Gather all lines in the records below that include the word "Output".

**SUPPLIED RECORDS**

========

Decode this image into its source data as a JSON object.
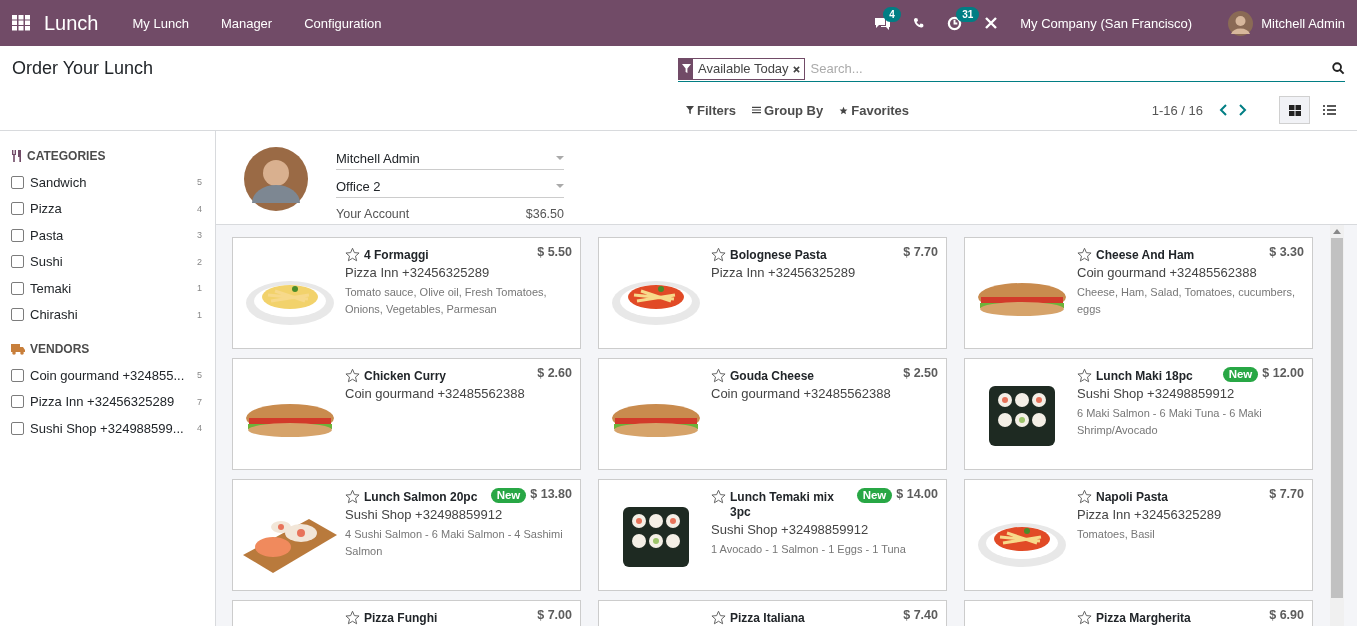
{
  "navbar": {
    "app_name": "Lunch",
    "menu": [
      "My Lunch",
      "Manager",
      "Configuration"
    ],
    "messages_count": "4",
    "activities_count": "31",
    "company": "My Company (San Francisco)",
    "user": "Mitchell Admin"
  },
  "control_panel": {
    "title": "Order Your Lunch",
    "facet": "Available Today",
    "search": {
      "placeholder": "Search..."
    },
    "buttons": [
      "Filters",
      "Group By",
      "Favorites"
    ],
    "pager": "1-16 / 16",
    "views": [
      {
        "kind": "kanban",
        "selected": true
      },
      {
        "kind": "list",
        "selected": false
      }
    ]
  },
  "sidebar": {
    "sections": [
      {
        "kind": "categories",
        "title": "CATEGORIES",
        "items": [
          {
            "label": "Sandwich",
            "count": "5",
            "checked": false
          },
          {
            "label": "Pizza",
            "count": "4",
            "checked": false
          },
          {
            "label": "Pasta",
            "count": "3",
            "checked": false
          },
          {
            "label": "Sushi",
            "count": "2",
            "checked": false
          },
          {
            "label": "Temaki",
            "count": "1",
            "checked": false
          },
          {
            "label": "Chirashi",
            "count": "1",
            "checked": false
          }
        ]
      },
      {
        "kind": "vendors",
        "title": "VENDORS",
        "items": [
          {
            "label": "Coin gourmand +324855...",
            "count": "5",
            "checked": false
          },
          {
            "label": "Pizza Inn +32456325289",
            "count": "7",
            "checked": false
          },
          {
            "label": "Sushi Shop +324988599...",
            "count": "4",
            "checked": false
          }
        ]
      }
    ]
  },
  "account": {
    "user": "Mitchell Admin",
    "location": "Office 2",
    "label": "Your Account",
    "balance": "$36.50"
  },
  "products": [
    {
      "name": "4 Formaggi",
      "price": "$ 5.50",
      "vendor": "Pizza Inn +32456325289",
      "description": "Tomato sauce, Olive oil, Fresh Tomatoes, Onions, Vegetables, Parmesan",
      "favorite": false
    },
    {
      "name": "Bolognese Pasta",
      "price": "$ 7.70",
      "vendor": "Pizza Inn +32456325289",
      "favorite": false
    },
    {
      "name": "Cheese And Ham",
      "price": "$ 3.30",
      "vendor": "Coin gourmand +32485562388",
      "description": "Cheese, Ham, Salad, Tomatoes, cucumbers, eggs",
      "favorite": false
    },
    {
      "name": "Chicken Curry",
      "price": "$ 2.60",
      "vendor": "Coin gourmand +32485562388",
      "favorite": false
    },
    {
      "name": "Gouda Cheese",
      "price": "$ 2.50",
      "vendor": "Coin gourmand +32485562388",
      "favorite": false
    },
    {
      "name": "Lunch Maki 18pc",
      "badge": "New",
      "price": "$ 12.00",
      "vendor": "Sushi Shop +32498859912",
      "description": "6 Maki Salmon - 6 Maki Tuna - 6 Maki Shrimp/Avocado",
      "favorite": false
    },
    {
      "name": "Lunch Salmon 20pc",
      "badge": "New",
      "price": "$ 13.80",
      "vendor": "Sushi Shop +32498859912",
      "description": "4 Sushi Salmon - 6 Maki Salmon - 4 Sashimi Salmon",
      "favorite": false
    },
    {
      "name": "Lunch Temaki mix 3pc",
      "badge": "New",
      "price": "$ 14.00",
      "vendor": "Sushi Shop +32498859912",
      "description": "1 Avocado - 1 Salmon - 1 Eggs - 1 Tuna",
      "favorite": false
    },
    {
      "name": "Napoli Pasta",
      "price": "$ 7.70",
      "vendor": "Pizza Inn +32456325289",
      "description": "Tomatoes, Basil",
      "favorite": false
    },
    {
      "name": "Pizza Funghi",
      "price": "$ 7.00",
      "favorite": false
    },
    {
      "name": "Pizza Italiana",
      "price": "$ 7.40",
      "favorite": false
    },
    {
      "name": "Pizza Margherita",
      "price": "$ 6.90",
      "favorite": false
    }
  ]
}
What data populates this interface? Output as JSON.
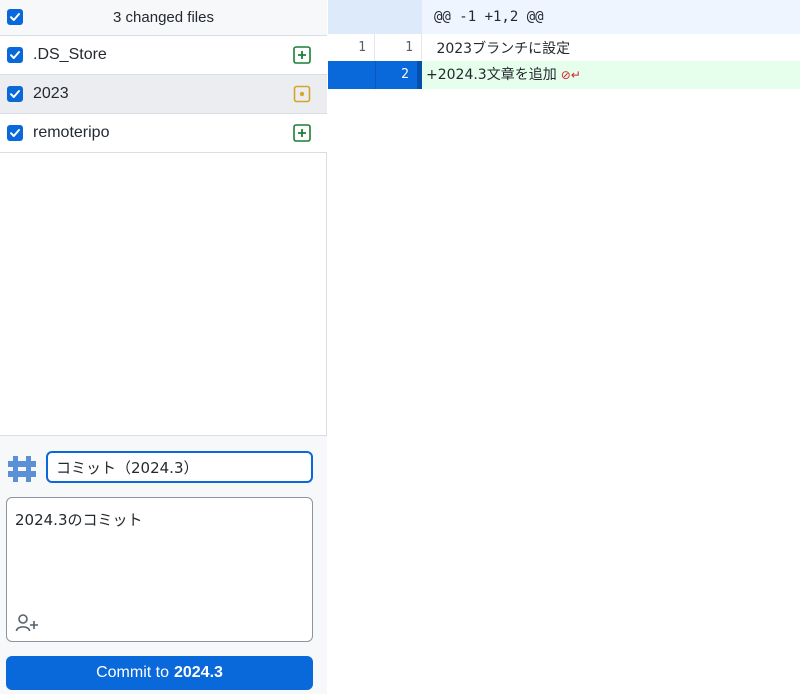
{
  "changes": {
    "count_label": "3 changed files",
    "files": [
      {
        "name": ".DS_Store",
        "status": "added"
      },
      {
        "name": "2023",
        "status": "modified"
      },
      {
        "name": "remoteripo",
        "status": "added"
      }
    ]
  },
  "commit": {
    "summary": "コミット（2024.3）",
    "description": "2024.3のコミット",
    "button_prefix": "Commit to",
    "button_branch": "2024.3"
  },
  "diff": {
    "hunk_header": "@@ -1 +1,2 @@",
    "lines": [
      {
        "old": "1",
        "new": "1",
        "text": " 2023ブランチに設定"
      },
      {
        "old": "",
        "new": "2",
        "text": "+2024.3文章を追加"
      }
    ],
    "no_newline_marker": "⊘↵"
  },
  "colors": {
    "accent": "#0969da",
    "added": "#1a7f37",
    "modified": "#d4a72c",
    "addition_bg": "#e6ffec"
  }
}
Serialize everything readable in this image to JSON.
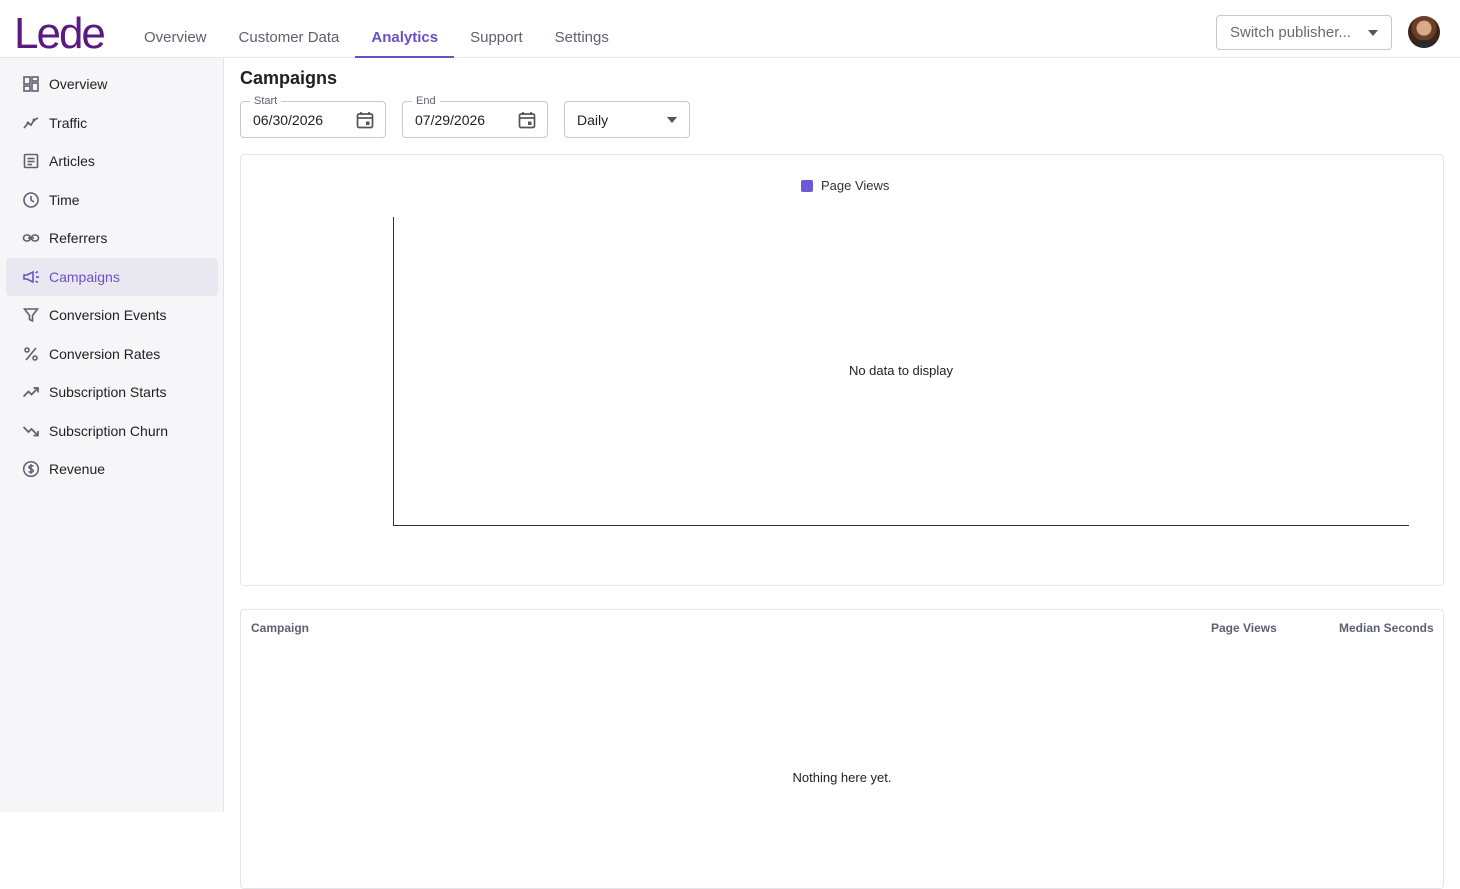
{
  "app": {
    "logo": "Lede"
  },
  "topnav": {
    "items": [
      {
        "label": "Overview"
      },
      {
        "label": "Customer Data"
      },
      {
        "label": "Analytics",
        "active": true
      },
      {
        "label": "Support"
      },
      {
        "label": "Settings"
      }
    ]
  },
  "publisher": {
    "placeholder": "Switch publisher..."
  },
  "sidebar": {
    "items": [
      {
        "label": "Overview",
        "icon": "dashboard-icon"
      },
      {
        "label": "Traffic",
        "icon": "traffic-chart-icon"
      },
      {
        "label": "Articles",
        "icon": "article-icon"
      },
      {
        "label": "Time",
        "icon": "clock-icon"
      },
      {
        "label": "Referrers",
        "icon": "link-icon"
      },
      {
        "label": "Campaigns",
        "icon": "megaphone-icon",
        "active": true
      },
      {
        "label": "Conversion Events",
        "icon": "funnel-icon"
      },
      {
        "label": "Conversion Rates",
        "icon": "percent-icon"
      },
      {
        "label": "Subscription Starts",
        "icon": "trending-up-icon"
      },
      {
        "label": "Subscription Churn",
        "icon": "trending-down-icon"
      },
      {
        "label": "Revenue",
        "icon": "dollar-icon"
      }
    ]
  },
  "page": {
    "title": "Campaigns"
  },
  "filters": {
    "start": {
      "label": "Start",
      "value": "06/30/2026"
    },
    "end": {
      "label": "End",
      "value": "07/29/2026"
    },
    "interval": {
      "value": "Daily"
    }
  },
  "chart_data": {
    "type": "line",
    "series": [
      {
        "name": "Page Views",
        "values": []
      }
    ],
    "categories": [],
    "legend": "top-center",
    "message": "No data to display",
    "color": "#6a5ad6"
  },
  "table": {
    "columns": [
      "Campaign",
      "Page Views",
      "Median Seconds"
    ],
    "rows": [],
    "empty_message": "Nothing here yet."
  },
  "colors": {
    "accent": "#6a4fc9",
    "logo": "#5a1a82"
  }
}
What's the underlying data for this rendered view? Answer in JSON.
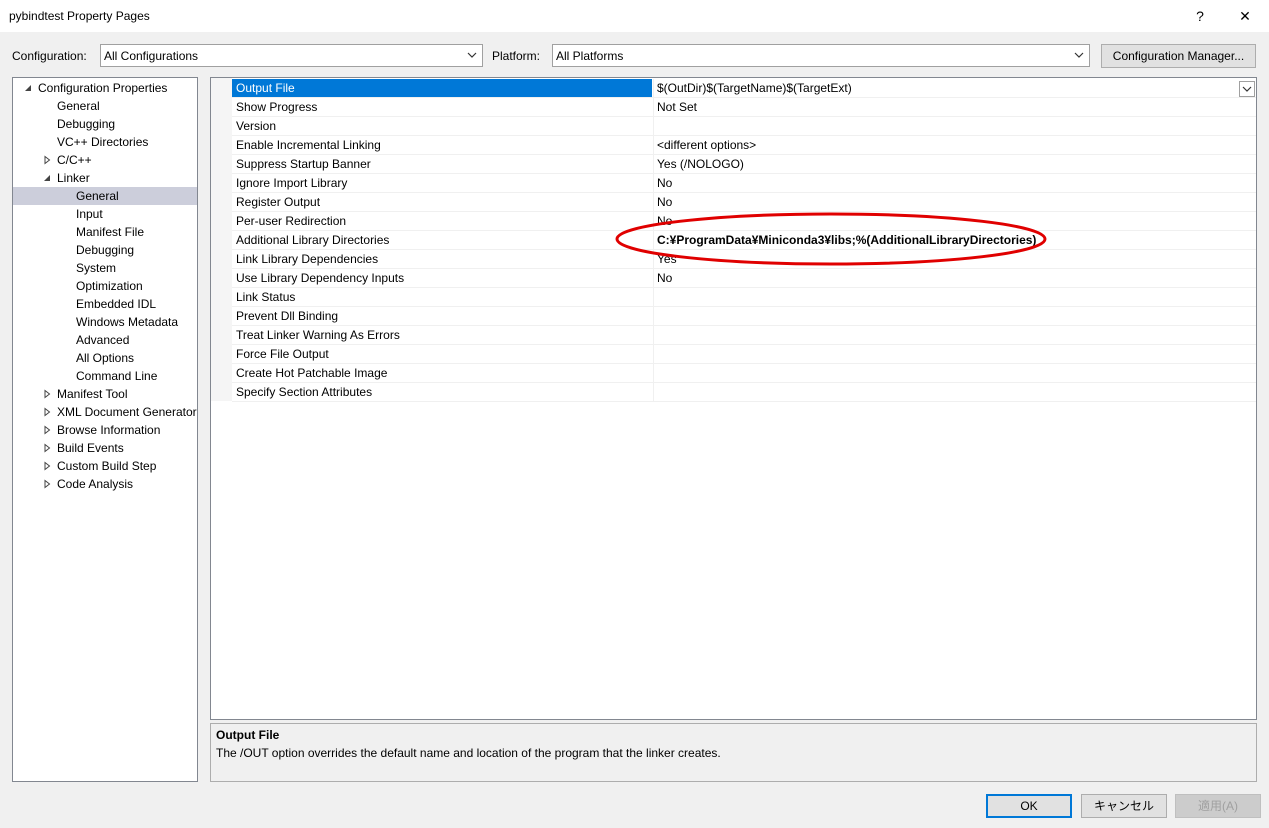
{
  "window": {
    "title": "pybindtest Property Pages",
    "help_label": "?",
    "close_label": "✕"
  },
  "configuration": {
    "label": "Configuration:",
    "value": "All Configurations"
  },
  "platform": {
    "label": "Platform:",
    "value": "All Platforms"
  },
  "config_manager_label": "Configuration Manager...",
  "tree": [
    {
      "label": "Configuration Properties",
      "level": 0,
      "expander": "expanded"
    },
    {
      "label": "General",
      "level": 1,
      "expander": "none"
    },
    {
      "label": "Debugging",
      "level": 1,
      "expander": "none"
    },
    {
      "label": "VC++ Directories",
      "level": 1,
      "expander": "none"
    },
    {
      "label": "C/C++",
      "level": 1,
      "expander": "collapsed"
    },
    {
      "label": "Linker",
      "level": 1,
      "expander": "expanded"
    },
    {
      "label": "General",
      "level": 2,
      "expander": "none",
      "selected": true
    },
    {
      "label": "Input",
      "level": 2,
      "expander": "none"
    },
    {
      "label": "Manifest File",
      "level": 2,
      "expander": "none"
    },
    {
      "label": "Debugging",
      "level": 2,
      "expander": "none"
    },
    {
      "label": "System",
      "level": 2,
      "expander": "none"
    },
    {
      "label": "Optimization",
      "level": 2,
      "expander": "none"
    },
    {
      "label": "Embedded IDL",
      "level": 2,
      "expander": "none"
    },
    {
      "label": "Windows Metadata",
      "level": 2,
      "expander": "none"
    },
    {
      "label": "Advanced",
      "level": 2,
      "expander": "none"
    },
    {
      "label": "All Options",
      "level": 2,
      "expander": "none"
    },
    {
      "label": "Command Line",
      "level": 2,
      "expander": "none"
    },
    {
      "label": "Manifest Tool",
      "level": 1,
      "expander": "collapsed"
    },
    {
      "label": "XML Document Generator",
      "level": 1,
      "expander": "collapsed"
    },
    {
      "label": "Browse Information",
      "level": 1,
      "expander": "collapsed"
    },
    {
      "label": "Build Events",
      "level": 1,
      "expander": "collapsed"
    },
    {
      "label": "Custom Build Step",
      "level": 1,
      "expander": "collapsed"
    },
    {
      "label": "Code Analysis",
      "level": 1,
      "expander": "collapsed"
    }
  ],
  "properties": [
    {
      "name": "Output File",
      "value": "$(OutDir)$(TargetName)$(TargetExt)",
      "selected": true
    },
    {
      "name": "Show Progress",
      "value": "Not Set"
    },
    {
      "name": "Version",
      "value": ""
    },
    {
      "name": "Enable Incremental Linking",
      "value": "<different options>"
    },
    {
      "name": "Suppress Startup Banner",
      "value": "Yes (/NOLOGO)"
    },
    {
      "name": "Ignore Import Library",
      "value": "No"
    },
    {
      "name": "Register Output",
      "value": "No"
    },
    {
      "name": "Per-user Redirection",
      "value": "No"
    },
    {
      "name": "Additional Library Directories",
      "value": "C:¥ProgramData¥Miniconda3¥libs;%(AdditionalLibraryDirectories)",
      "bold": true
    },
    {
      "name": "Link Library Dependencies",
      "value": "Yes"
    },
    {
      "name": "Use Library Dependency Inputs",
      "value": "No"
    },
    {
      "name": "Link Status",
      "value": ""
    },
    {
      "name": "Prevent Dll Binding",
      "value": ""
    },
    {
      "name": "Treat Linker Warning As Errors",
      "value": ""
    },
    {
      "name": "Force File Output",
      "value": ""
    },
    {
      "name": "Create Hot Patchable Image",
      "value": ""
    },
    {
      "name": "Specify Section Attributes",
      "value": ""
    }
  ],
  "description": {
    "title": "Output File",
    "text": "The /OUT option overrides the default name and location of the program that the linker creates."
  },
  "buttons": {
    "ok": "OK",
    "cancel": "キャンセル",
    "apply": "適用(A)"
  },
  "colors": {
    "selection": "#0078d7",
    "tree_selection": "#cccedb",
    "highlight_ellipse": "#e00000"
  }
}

========

**EXERCISE ANSWER**
What data populates this interface? Output as JSON.
      "name": "Output File",
      "name": "Register Output",
      "name": "Force File Output",
    "title": "Output File",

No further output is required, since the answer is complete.